Aim of the exercise
Report how many lines contain the word "Number", with no other text.

##### Dataset entries #####

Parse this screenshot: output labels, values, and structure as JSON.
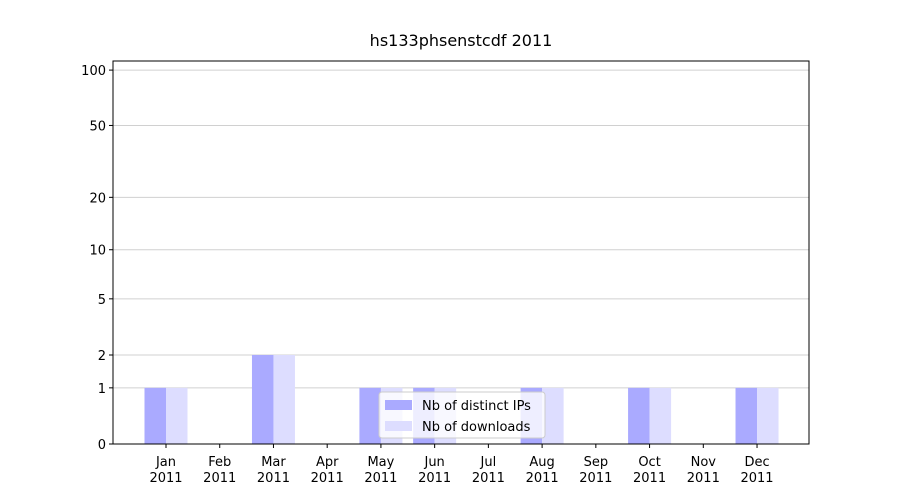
{
  "chart_data": {
    "type": "bar",
    "title": "hs133phsenstcdf 2011",
    "categories": [
      "Jan\n2011",
      "Feb\n2011",
      "Mar\n2011",
      "Apr\n2011",
      "May\n2011",
      "Jun\n2011",
      "Jul\n2011",
      "Aug\n2011",
      "Sep\n2011",
      "Oct\n2011",
      "Nov\n2011",
      "Dec\n2011"
    ],
    "series": [
      {
        "name": "Nb of distinct IPs",
        "color": "#aaaaff",
        "values": [
          1,
          0,
          2,
          0,
          1,
          1,
          0,
          1,
          0,
          1,
          0,
          1
        ]
      },
      {
        "name": "Nb of downloads",
        "color": "#ddddff",
        "values": [
          1,
          0,
          2,
          0,
          1,
          1,
          0,
          1,
          0,
          1,
          0,
          1
        ]
      }
    ],
    "yscale": "log1p",
    "ylim": [
      0,
      112
    ],
    "yticks": [
      0,
      1,
      2,
      5,
      10,
      20,
      50,
      100
    ],
    "grid": true,
    "legend": "lower center"
  }
}
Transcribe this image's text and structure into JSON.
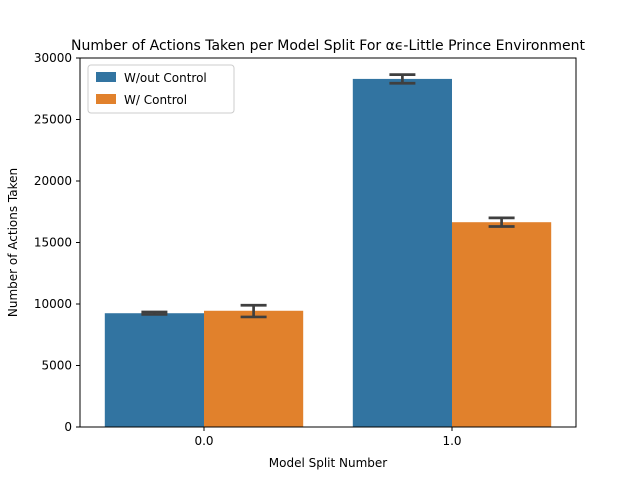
{
  "chart_data": {
    "type": "bar",
    "title": "Number of Actions Taken per Model Split For αϵ-Little Prince Environment",
    "xlabel": "Model Split Number",
    "ylabel": "Number of Actions Taken",
    "categories": [
      "0.0",
      "1.0"
    ],
    "ylim": [
      0,
      30000
    ],
    "yticks": [
      0,
      5000,
      10000,
      15000,
      20000,
      25000,
      30000
    ],
    "grid": false,
    "legend_position": "top-left",
    "series": [
      {
        "name": "W/out Control",
        "color": "#3274a1",
        "values": [
          9250,
          28300
        ],
        "error_low": [
          9150,
          27950
        ],
        "error_high": [
          9350,
          28650
        ]
      },
      {
        "name": "W/ Control",
        "color": "#e1812c",
        "values": [
          9450,
          16650
        ],
        "error_low": [
          8950,
          16300
        ],
        "error_high": [
          9900,
          17000
        ]
      }
    ],
    "error_bar_color": "#3f3f3f"
  }
}
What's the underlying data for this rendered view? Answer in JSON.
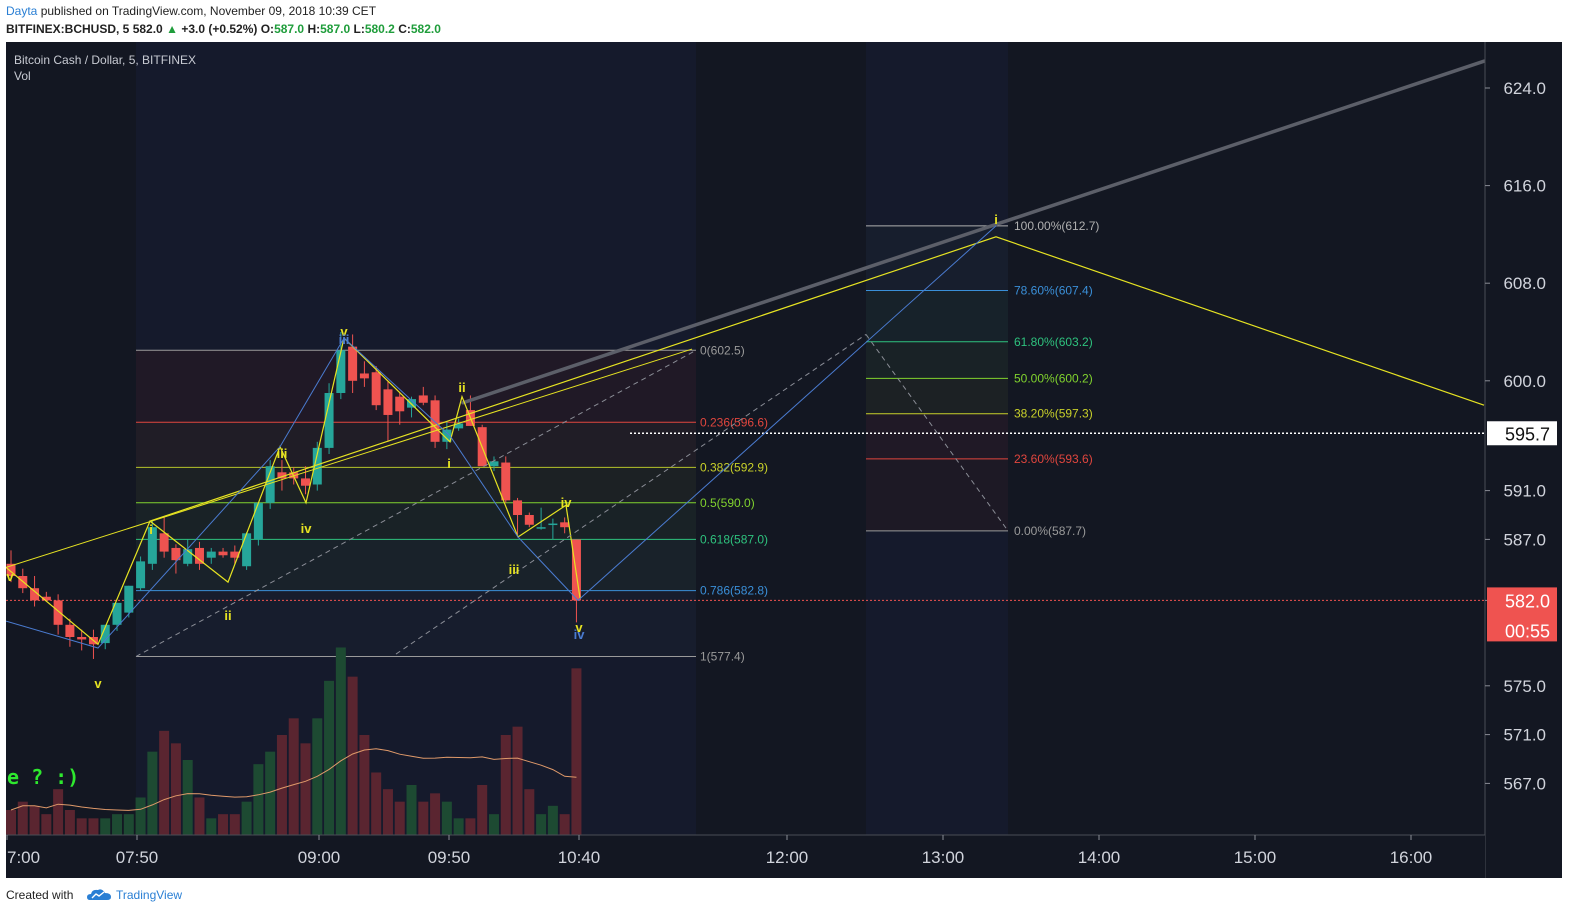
{
  "header": {
    "author": "Dayta",
    "published_text": "published on TradingView.com, November 09, 2018 10:39 CET",
    "symbol": "BITFINEX:BCHUSD",
    "interval": "5",
    "last": "582.0",
    "change_arrow": "▲",
    "change": "+3.0 (+0.52%)",
    "o_label": "O:",
    "o_val": "587.0",
    "h_label": "H:",
    "h_val": "587.0",
    "l_label": "L:",
    "l_val": "580.2",
    "c_label": "C:",
    "c_val": "582.0"
  },
  "legend": {
    "title": "Bitcoin Cash / Dollar, 5, BITFINEX",
    "indicator": "Vol"
  },
  "annotation_text": "e ? :)",
  "price_badges": {
    "dotted_level": "595.7",
    "last_price": "582.0",
    "countdown": "00:55"
  },
  "footer": {
    "created_with": "Created with",
    "brand": "TradingView"
  },
  "colors": {
    "bg": "#131722",
    "up": "#26a69a",
    "down": "#ef5350",
    "wave_yellow": "#e6e322",
    "wave_blue": "#4a7bd0",
    "trend_gray": "#6b6e78",
    "last_price_red": "#ef5350"
  },
  "chart_data": {
    "type": "candlestick",
    "title": "Bitcoin Cash / Dollar, 5, BITFINEX",
    "y_axis_ticks": [
      "624.0",
      "616.0",
      "608.0",
      "600.0",
      "591.0",
      "587.0",
      "582.0",
      "575.0",
      "571.0",
      "567.0"
    ],
    "x_axis_ticks": [
      "7:00",
      "07:50",
      "09:00",
      "09:50",
      "10:40",
      "12:00",
      "13:00",
      "14:00",
      "15:00",
      "16:00"
    ],
    "ylim": [
      562,
      628
    ],
    "candles": [
      {
        "o": 585.0,
        "h": 586.1,
        "l": 583.5,
        "c": 584.0,
        "v": 6
      },
      {
        "o": 584.0,
        "h": 584.6,
        "l": 582.6,
        "c": 583.0,
        "v": 8
      },
      {
        "o": 583.0,
        "h": 584.0,
        "l": 581.5,
        "c": 582.0,
        "v": 7
      },
      {
        "o": 582.3,
        "h": 582.7,
        "l": 581.9,
        "c": 582.0,
        "v": 5
      },
      {
        "o": 582.0,
        "h": 582.5,
        "l": 579.2,
        "c": 580.0,
        "v": 11
      },
      {
        "o": 580.0,
        "h": 580.5,
        "l": 578.2,
        "c": 579.0,
        "v": 6
      },
      {
        "o": 579.0,
        "h": 579.6,
        "l": 577.9,
        "c": 578.8,
        "v": 4
      },
      {
        "o": 579.0,
        "h": 579.6,
        "l": 577.2,
        "c": 578.4,
        "v": 4
      },
      {
        "o": 578.5,
        "h": 580.0,
        "l": 578.0,
        "c": 580.0,
        "v": 4
      },
      {
        "o": 580.0,
        "h": 581.8,
        "l": 579.5,
        "c": 581.8,
        "v": 5
      },
      {
        "o": 581.0,
        "h": 583.2,
        "l": 580.6,
        "c": 583.2,
        "v": 5
      },
      {
        "o": 583.0,
        "h": 585.6,
        "l": 582.8,
        "c": 585.2,
        "v": 9
      },
      {
        "o": 585.0,
        "h": 588.6,
        "l": 584.5,
        "c": 588.0,
        "v": 20
      },
      {
        "o": 587.5,
        "h": 588.8,
        "l": 585.5,
        "c": 586.0,
        "v": 25
      },
      {
        "o": 586.3,
        "h": 586.6,
        "l": 584.2,
        "c": 585.3,
        "v": 22
      },
      {
        "o": 585.0,
        "h": 587.0,
        "l": 584.8,
        "c": 586.2,
        "v": 18
      },
      {
        "o": 586.3,
        "h": 586.8,
        "l": 584.5,
        "c": 585.0,
        "v": 9
      },
      {
        "o": 585.5,
        "h": 586.3,
        "l": 585.0,
        "c": 586.0,
        "v": 4
      },
      {
        "o": 586.0,
        "h": 586.3,
        "l": 585.5,
        "c": 585.7,
        "v": 5
      },
      {
        "o": 586.0,
        "h": 586.5,
        "l": 585.0,
        "c": 585.5,
        "v": 5
      },
      {
        "o": 584.8,
        "h": 587.6,
        "l": 584.5,
        "c": 587.5,
        "v": 8
      },
      {
        "o": 587.0,
        "h": 590.0,
        "l": 586.5,
        "c": 590.0,
        "v": 17
      },
      {
        "o": 590.0,
        "h": 593.5,
        "l": 589.5,
        "c": 593.0,
        "v": 20
      },
      {
        "o": 592.5,
        "h": 593.5,
        "l": 591.0,
        "c": 592.0,
        "v": 24
      },
      {
        "o": 592.5,
        "h": 592.9,
        "l": 591.5,
        "c": 592.0,
        "v": 28
      },
      {
        "o": 592.0,
        "h": 593.0,
        "l": 590.7,
        "c": 591.4,
        "v": 22
      },
      {
        "o": 591.5,
        "h": 595.0,
        "l": 591.0,
        "c": 594.5,
        "v": 28
      },
      {
        "o": 594.5,
        "h": 599.8,
        "l": 594.0,
        "c": 599.0,
        "v": 37
      },
      {
        "o": 599.0,
        "h": 604.0,
        "l": 598.5,
        "c": 602.5,
        "v": 45
      },
      {
        "o": 602.8,
        "h": 603.8,
        "l": 599.0,
        "c": 600.0,
        "v": 38
      },
      {
        "o": 600.6,
        "h": 601.6,
        "l": 599.5,
        "c": 600.2,
        "v": 24
      },
      {
        "o": 600.7,
        "h": 601.2,
        "l": 597.6,
        "c": 598.0,
        "v": 15
      },
      {
        "o": 599.3,
        "h": 600.0,
        "l": 595.0,
        "c": 597.2,
        "v": 11
      },
      {
        "o": 598.7,
        "h": 599.0,
        "l": 596.4,
        "c": 597.5,
        "v": 8
      },
      {
        "o": 597.8,
        "h": 598.7,
        "l": 597.0,
        "c": 598.5,
        "v": 12
      },
      {
        "o": 598.8,
        "h": 599.5,
        "l": 598.0,
        "c": 598.2,
        "v": 8
      },
      {
        "o": 598.4,
        "h": 598.8,
        "l": 594.5,
        "c": 595.0,
        "v": 10
      },
      {
        "o": 595.0,
        "h": 596.7,
        "l": 594.4,
        "c": 596.0,
        "v": 8
      },
      {
        "o": 596.1,
        "h": 596.9,
        "l": 595.9,
        "c": 596.5,
        "v": 4
      },
      {
        "o": 597.6,
        "h": 598.8,
        "l": 596.3,
        "c": 596.3,
        "v": 4
      },
      {
        "o": 596.2,
        "h": 596.4,
        "l": 593.0,
        "c": 593.0,
        "v": 12
      },
      {
        "o": 593.0,
        "h": 593.8,
        "l": 592.6,
        "c": 593.4,
        "v": 5
      },
      {
        "o": 593.3,
        "h": 593.8,
        "l": 590.0,
        "c": 590.2,
        "v": 24
      },
      {
        "o": 590.2,
        "h": 590.4,
        "l": 587.4,
        "c": 589.0,
        "v": 26
      },
      {
        "o": 589.0,
        "h": 589.2,
        "l": 588.0,
        "c": 588.2,
        "v": 11
      },
      {
        "o": 588.0,
        "h": 589.6,
        "l": 587.8,
        "c": 588.0,
        "v": 5
      },
      {
        "o": 588.3,
        "h": 588.7,
        "l": 587.0,
        "c": 588.3,
        "v": 7
      },
      {
        "o": 588.4,
        "h": 588.8,
        "l": 587.5,
        "c": 588.0,
        "v": 5
      },
      {
        "o": 587.0,
        "h": 587.0,
        "l": 580.2,
        "c": 582.0,
        "v": 40
      }
    ],
    "fibonacci_retracement_left": [
      {
        "label": "0(602.5)",
        "value": 602.5
      },
      {
        "label": "0.236(596.6)",
        "value": 596.6
      },
      {
        "label": "0.382(592.9)",
        "value": 592.9
      },
      {
        "label": "0.5(590.0)",
        "value": 590.0
      },
      {
        "label": "0.618(587.0)",
        "value": 587.0
      },
      {
        "label": "0.786(582.8)",
        "value": 582.8
      },
      {
        "label": "1(577.4)",
        "value": 577.4
      }
    ],
    "fibonacci_extension_right": [
      {
        "label": "100.00%(612.7)",
        "value": 612.7
      },
      {
        "label": "78.60%(607.4)",
        "value": 607.4
      },
      {
        "label": "61.80%(603.2)",
        "value": 603.2
      },
      {
        "label": "50.00%(600.2)",
        "value": 600.2
      },
      {
        "label": "38.20%(597.3)",
        "value": 597.3
      },
      {
        "label": "23.60%(593.6)",
        "value": 593.6
      },
      {
        "label": "0.00%(587.7)",
        "value": 587.7
      }
    ],
    "wave_labels": [
      "v",
      "v",
      "i",
      "ii",
      "iii",
      "iv",
      "v",
      "iii",
      "i",
      "ii",
      "iii",
      "iv",
      "v",
      "iv",
      "i"
    ],
    "horizontal_lines": {
      "dotted_white": 595.7,
      "last_price_dotted_red": 582.0
    }
  }
}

#####

Response to this exercise
3